— begin —

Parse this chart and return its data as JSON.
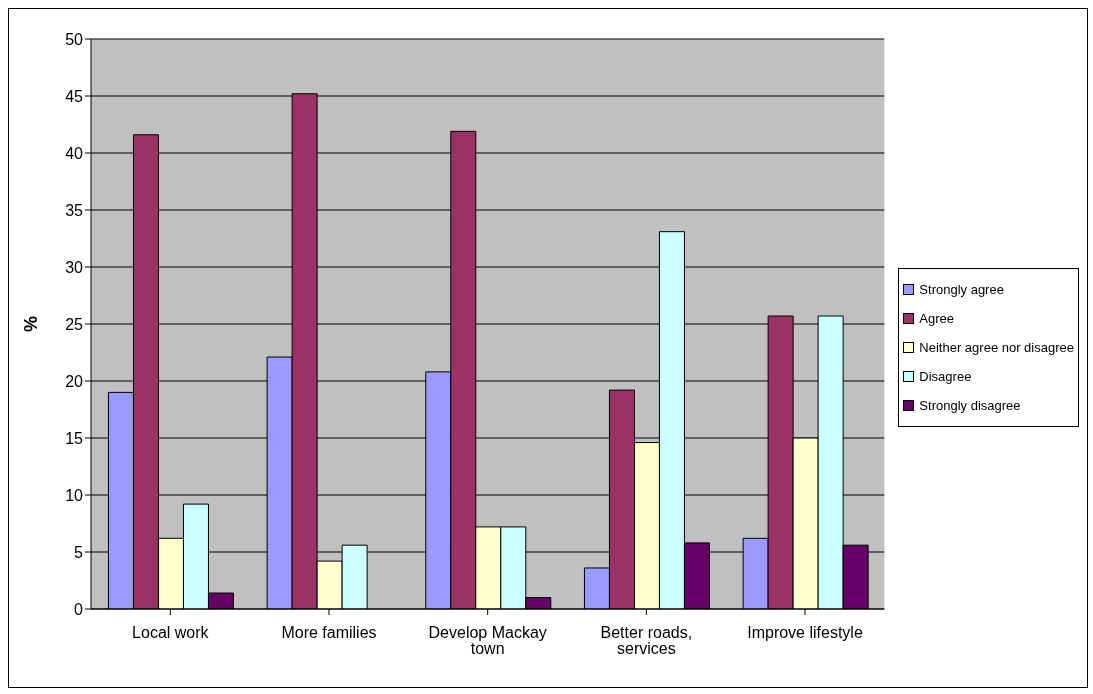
{
  "chart_data": {
    "type": "bar",
    "ylabel": "%",
    "categories": [
      "Local work",
      "More families",
      "Develop Mackay town",
      "Better roads, services",
      "Improve lifestyle"
    ],
    "series": [
      {
        "name": "Strongly agree",
        "color": "#9999ff",
        "values": [
          19.0,
          22.1,
          20.8,
          3.6,
          6.2
        ]
      },
      {
        "name": "Agree",
        "color": "#993366",
        "values": [
          41.6,
          45.2,
          41.9,
          19.2,
          25.7
        ]
      },
      {
        "name": "Neither agree nor disagree",
        "color": "#ffffcc",
        "values": [
          6.2,
          4.2,
          7.2,
          14.6,
          15.0
        ]
      },
      {
        "name": "Disagree",
        "color": "#ccffff",
        "values": [
          9.2,
          5.6,
          7.2,
          33.1,
          25.7
        ]
      },
      {
        "name": "Strongly disagree",
        "color": "#660066",
        "values": [
          1.4,
          null,
          1.0,
          5.8,
          5.6
        ]
      }
    ],
    "ylim": [
      0,
      50
    ],
    "yticks": [
      0,
      5,
      10,
      15,
      20,
      25,
      30,
      35,
      40,
      45,
      50
    ],
    "grid": "y",
    "legend": "right"
  }
}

— end —

**PROBLEM TO WORK ON**:
Using the data above, print every line exactly, omitting pictures.

**RESULT BELOW**:
Parse this chart and return its data as JSON.
{
  "chart_data": {
    "type": "bar",
    "ylabel": "%",
    "categories": [
      "Local work",
      "More families",
      "Develop Mackay town",
      "Better roads, services",
      "Improve lifestyle"
    ],
    "series": [
      {
        "name": "Strongly agree",
        "color": "#9999ff",
        "values": [
          19.0,
          22.1,
          20.8,
          3.6,
          6.2
        ]
      },
      {
        "name": "Agree",
        "color": "#993366",
        "values": [
          41.6,
          45.2,
          41.9,
          19.2,
          25.7
        ]
      },
      {
        "name": "Neither agree nor disagree",
        "color": "#ffffcc",
        "values": [
          6.2,
          4.2,
          7.2,
          14.6,
          15.0
        ]
      },
      {
        "name": "Disagree",
        "color": "#ccffff",
        "values": [
          9.2,
          5.6,
          7.2,
          33.1,
          25.7
        ]
      },
      {
        "name": "Strongly disagree",
        "color": "#660066",
        "values": [
          1.4,
          null,
          1.0,
          5.8,
          5.6
        ]
      }
    ],
    "ylim": [
      0,
      50
    ],
    "yticks": [
      0,
      5,
      10,
      15,
      20,
      25,
      30,
      35,
      40,
      45,
      50
    ],
    "grid": "y",
    "legend": "right"
  }
}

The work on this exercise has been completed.